Written exercise:
All of the material below is to be restated word for word, apart from the pictures.

-- Begin Data section --

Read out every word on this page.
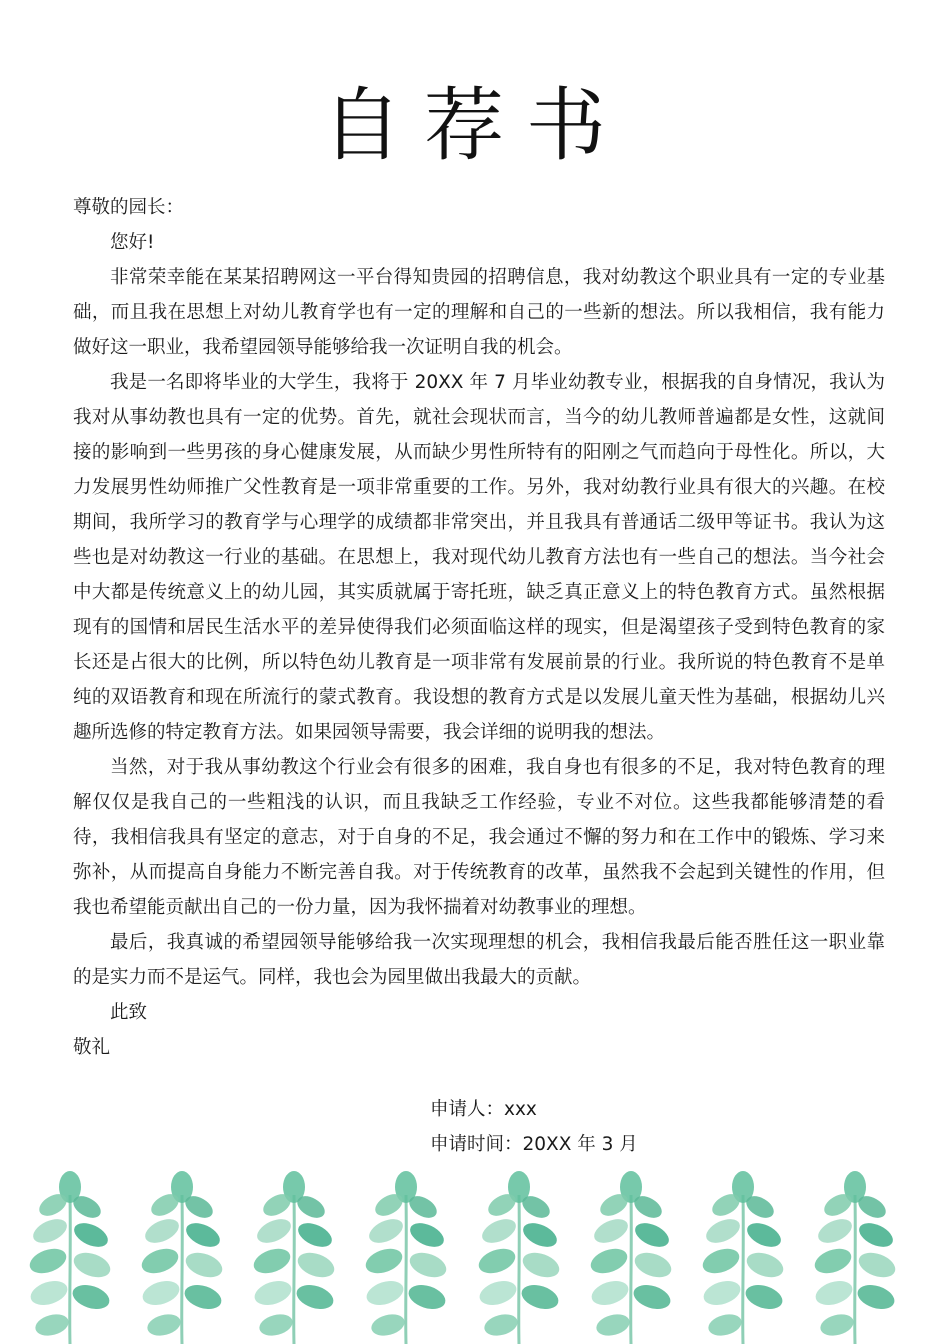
自荐书

尊敬的园长：

您好!

非常荣幸能在某某招聘网这一平台得知贵园的招聘信息，我对幼教这个职业具有一定的专业基础，而且我在思想上对幼儿教育学也有一定的理解和自己的一些新的想法。所以我相信，我有能力做好这一职业，我希望园领导能够给我一次证明自我的机会。

我是一名即将毕业的大学生，我将于 20XX 年 7 月毕业幼教专业，根据我的自身情况，我认为我对从事幼教也具有一定的优势。首先，就社会现状而言，当今的幼儿教师普遍都是女性，这就间接的影响到一些男孩的身心健康发展，从而缺少男性所特有的阳刚之气而趋向于母性化。所以，大力发展男性幼师推广父性教育是一项非常重要的工作。另外，我对幼教行业具有很大的兴趣。在校期间，我所学习的教育学与心理学的成绩都非常突出，并且我具有普通话二级甲等证书。我认为这些也是对幼教这一行业的基础。在思想上，我对现代幼儿教育方法也有一些自己的想法。当今社会中大都是传统意义上的幼儿园，其实质就属于寄托班，缺乏真正意义上的特色教育方式。虽然根据现有的国情和居民生活水平的差异使得我们必须面临这样的现实，但是渴望孩子受到特色教育的家长还是占很大的比例，所以特色幼儿教育是一项非常有发展前景的行业。我所说的特色教育不是单纯的双语教育和现在所流行的蒙式教育。我设想的教育方式是以发展儿童天性为基础，根据幼儿兴趣所选修的特定教育方法。如果园领导需要，我会详细的说明我的想法。

当然，对于我从事幼教这个行业会有很多的困难，我自身也有很多的不足，我对特色教育的理解仅仅是我自己的一些粗浅的认识，而且我缺乏工作经验，专业不对位。这些我都能够清楚的看待，我相信我具有坚定的意志，对于自身的不足，我会通过不懈的努力和在工作中的锻炼、学习来弥补，从而提高自身能力不断完善自我。对于传统教育的改革，虽然我不会起到关键性的作用，但我也希望能贡献出自己的一份力量，因为我怀揣着对幼教事业的理想。

最后，我真诚的希望园领导能够给我一次实现理想的机会，我相信我最后能否胜任这一职业靠的是实力而不是运气。同样，我也会为园里做出我最大的贡献。

此致

敬礼

申请人：xxx
申请时间：20XX 年 3 月
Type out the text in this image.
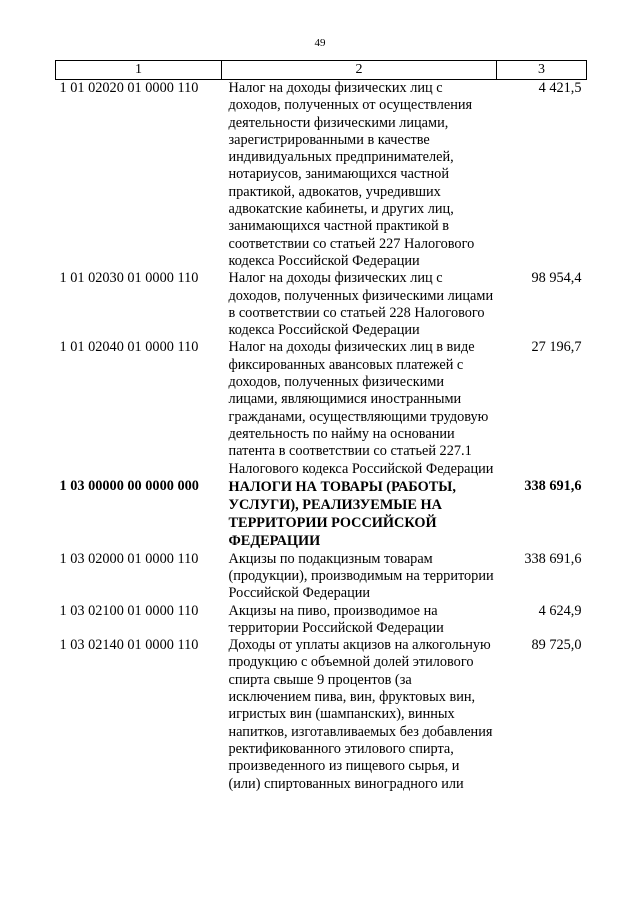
49
1	2	3
1 01 02020 01 0000 110	Налог на доходы физических лиц с доходов, полученных от осуществления деятельности физическими лицами, зарегистрированными в качестве индивидуальных предпринимателей, нотариусов, занимающихся частной практикой, адвокатов, учредивших адвокатские кабинеты, и других лиц, занимающихся частной практикой в соответствии со статьей 227 Налогового кодекса Российской Федерации	4 421,5
1 01 02030 01 0000 110	Налог на доходы физических лиц с доходов, полученных физическими лицами в соответствии со статьей 228 Налогового кодекса Российской Федерации	98 954,4
1 01 02040 01 0000 110	Налог на доходы физических лиц в виде фиксированных авансовых платежей с доходов, полученных физическими лицами, являющимися иностранными гражданами, осуществляющими трудовую деятельность по найму на основании патента в соответствии со статьей 227.1 Налогового кодекса Российской Федерации	27 196,7
1 03 00000 00 0000 000	НАЛОГИ НА ТОВАРЫ (РАБОТЫ, УСЛУГИ), РЕАЛИЗУЕМЫЕ НА ТЕРРИТОРИИ РОССИЙСКОЙ ФЕДЕРАЦИИ	338 691,6
1 03 02000 01 0000 110	Акцизы по подакцизным товарам (продукции), производимым на территории Российской Федерации	338 691,6
1 03 02100 01 0000 110	Акцизы на пиво, производимое на территории Российской Федерации	4 624,9
1 03 02140 01 0000 110	Доходы от уплаты акцизов на алкогольную продукцию с объемной долей этилового спирта свыше 9 процентов (за исключением пива, вин, фруктовых вин, игристых вин (шампанских), винных напитков, изготавливаемых без добавления ректификованного этилового спирта, произведенного из пищевого сырья, и (или) спиртованных виноградного или	89 725,0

-- End Data section --

Problem solution:
Read out every word on this page.
自荐书

尊敬的园长：

您好!

非常荣幸能在某某招聘网这一平台得知贵园的招聘信息，我对幼教这个职业具有一定的专业基础，而且我在思想上对幼儿教育学也有一定的理解和自己的一些新的想法。所以我相信，我有能力做好这一职业，我希望园领导能够给我一次证明自我的机会。

我是一名即将毕业的大学生，我将于 20XX 年 7 月毕业幼教专业，根据我的自身情况，我认为我对从事幼教也具有一定的优势。首先，就社会现状而言，当今的幼儿教师普遍都是女性，这就间接的影响到一些男孩的身心健康发展，从而缺少男性所特有的阳刚之气而趋向于母性化。所以，大力发展男性幼师推广父性教育是一项非常重要的工作。另外，我对幼教行业具有很大的兴趣。在校期间，我所学习的教育学与心理学的成绩都非常突出，并且我具有普通话二级甲等证书。我认为这些也是对幼教这一行业的基础。在思想上，我对现代幼儿教育方法也有一些自己的想法。当今社会中大都是传统意义上的幼儿园，其实质就属于寄托班，缺乏真正意义上的特色教育方式。虽然根据现有的国情和居民生活水平的差异使得我们必须面临这样的现实，但是渴望孩子受到特色教育的家长还是占很大的比例，所以特色幼儿教育是一项非常有发展前景的行业。我所说的特色教育不是单纯的双语教育和现在所流行的蒙式教育。我设想的教育方式是以发展儿童天性为基础，根据幼儿兴趣所选修的特定教育方法。如果园领导需要，我会详细的说明我的想法。

当然，对于我从事幼教这个行业会有很多的困难，我自身也有很多的不足，我对特色教育的理解仅仅是我自己的一些粗浅的认识，而且我缺乏工作经验，专业不对位。这些我都能够清楚的看待，我相信我具有坚定的意志，对于自身的不足，我会通过不懈的努力和在工作中的锻炼、学习来弥补，从而提高自身能力不断完善自我。对于传统教育的改革，虽然我不会起到关键性的作用，但我也希望能贡献出自己的一份力量，因为我怀揣着对幼教事业的理想。

最后，我真诚的希望园领导能够给我一次实现理想的机会，我相信我最后能否胜任这一职业靠的是实力而不是运气。同样，我也会为园里做出我最大的贡献。

此致

敬礼

申请人：xxx
申请时间：20XX 年 3 月
Type out the text in this image.
49
1	2	3
1 01 02020 01 0000 110	Налог на доходы физических лиц с доходов, полученных от осуществления деятельности физическими лицами, зарегистрированными в качестве индивидуальных предпринимателей, нотариусов, занимающихся частной практикой, адвокатов, учредивших адвокатские кабинеты, и других лиц, занимающихся частной практикой в соответствии со статьей 227 Налогового кодекса Российской Федерации	4 421,5
1 01 02030 01 0000 110	Налог на доходы физических лиц с доходов, полученных физическими лицами в соответствии со статьей 228 Налогового кодекса Российской Федерации	98 954,4
1 01 02040 01 0000 110	Налог на доходы физических лиц в виде фиксированных авансовых платежей с доходов, полученных физическими лицами, являющимися иностранными гражданами, осуществляющими трудовую деятельность по найму на основании патента в соответствии со статьей 227.1 Налогового кодекса Российской Федерации	27 196,7
1 03 00000 00 0000 000	НАЛОГИ НА ТОВАРЫ (РАБОТЫ, УСЛУГИ), РЕАЛИЗУЕМЫЕ НА ТЕРРИТОРИИ РОССИЙСКОЙ ФЕДЕРАЦИИ	338 691,6
1 03 02000 01 0000 110	Акцизы по подакцизным товарам (продукции), производимым на территории Российской Федерации	338 691,6
1 03 02100 01 0000 110	Акцизы на пиво, производимое на территории Российской Федерации	4 624,9
1 03 02140 01 0000 110	Доходы от уплаты акцизов на алкогольную продукцию с объемной долей этилового спирта свыше 9 процентов (за исключением пива, вин, фруктовых вин, игристых вин (шампанских), винных напитков, изготавливаемых без добавления ректификованного этилового спирта, произведенного из пищевого сырья, и (или) спиртованных виноградного или	89 725,0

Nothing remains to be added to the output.